Items from a figure collection:
######
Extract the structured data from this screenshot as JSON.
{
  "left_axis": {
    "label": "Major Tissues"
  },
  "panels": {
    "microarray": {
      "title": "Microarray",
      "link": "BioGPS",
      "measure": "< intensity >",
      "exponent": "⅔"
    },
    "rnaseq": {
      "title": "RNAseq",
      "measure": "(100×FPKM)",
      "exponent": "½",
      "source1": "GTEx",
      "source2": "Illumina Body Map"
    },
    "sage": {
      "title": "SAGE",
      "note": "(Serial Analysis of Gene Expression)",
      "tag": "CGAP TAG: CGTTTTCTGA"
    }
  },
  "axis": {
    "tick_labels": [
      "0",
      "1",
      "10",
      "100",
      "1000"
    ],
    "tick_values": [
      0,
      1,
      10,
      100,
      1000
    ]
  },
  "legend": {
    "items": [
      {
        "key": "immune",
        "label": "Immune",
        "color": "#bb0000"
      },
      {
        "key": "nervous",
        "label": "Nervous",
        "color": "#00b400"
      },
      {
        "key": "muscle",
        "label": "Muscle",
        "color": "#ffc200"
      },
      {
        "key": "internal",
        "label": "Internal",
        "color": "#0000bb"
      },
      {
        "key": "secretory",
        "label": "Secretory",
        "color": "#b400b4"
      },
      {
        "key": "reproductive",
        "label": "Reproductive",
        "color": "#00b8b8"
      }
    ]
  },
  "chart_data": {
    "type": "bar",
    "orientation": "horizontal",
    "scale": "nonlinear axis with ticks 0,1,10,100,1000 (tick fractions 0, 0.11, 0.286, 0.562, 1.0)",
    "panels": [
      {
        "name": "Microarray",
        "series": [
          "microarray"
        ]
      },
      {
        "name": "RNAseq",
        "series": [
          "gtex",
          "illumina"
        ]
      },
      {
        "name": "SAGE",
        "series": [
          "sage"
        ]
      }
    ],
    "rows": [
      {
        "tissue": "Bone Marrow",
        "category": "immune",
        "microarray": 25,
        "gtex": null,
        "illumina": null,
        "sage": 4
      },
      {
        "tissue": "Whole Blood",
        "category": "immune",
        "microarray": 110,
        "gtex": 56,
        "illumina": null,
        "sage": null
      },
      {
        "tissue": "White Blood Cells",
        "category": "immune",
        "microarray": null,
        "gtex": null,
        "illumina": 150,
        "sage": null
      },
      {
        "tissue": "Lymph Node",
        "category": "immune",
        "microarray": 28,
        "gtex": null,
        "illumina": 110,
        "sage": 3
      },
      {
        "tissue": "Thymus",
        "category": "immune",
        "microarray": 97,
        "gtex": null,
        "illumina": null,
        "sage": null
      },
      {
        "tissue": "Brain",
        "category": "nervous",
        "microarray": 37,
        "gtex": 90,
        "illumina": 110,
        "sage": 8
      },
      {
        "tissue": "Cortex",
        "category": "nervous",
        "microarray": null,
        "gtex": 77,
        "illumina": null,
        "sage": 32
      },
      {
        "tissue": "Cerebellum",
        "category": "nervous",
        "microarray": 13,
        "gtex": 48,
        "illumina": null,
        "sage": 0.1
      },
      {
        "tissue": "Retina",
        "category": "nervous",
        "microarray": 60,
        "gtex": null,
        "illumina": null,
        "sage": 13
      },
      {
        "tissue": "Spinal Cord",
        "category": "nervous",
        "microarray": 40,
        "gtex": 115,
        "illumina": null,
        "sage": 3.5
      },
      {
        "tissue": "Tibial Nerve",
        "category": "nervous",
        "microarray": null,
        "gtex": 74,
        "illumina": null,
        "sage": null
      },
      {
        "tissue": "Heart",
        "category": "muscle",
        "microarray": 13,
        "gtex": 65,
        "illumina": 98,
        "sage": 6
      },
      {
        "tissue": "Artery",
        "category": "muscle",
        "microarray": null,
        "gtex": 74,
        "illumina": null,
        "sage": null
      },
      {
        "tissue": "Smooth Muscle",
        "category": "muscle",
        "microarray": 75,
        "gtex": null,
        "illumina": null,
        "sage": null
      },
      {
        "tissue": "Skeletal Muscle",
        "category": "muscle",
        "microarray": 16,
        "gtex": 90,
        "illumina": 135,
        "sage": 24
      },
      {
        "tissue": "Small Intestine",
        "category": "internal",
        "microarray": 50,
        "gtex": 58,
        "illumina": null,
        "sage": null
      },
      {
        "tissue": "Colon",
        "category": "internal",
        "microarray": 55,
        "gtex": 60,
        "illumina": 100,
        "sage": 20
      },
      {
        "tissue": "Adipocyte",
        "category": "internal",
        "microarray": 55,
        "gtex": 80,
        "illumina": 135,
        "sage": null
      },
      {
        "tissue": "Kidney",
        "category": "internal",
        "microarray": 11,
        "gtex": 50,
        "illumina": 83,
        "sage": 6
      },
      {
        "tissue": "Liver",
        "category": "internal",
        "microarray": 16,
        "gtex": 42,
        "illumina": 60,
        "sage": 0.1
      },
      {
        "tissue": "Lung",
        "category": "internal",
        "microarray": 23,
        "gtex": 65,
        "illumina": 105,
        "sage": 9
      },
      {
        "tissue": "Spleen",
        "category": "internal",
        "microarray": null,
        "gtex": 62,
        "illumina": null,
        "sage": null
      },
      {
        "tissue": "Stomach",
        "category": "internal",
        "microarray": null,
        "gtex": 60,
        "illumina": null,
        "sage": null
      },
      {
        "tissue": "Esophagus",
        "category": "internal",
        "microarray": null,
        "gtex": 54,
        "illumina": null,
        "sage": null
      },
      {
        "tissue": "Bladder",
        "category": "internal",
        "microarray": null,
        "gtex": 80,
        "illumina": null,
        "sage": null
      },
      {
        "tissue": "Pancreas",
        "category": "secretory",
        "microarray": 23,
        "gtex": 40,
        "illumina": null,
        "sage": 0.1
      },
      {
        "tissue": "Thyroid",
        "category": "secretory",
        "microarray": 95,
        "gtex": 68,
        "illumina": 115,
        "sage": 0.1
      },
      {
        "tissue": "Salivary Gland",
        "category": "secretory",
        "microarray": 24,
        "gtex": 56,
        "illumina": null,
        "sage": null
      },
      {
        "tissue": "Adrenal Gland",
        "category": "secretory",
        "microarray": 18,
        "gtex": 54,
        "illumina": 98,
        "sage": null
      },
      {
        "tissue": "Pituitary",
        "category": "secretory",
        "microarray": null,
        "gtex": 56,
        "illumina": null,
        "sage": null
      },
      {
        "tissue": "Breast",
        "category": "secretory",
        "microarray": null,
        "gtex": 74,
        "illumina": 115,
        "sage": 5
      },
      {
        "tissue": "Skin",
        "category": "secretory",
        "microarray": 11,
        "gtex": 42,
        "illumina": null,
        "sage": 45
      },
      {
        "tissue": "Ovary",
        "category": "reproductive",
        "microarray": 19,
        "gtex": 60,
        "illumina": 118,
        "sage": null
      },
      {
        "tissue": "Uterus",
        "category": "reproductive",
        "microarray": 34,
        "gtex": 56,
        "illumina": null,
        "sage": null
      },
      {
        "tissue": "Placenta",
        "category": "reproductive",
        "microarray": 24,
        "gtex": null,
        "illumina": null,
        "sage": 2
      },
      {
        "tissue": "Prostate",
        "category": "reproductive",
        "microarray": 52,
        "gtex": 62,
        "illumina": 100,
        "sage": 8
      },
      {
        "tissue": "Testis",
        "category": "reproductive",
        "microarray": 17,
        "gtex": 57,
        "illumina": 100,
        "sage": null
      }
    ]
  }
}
######
*The task:*
Lines that contain "color" should be pulled from the entries above and reported.

*Response to the exercise:*
        "color": "#bb0000"
        "color": "#00b400"
        "color": "#ffc200"
        "color": "#0000bb"
        "color": "#b400b4"
        "color": "#00b8b8"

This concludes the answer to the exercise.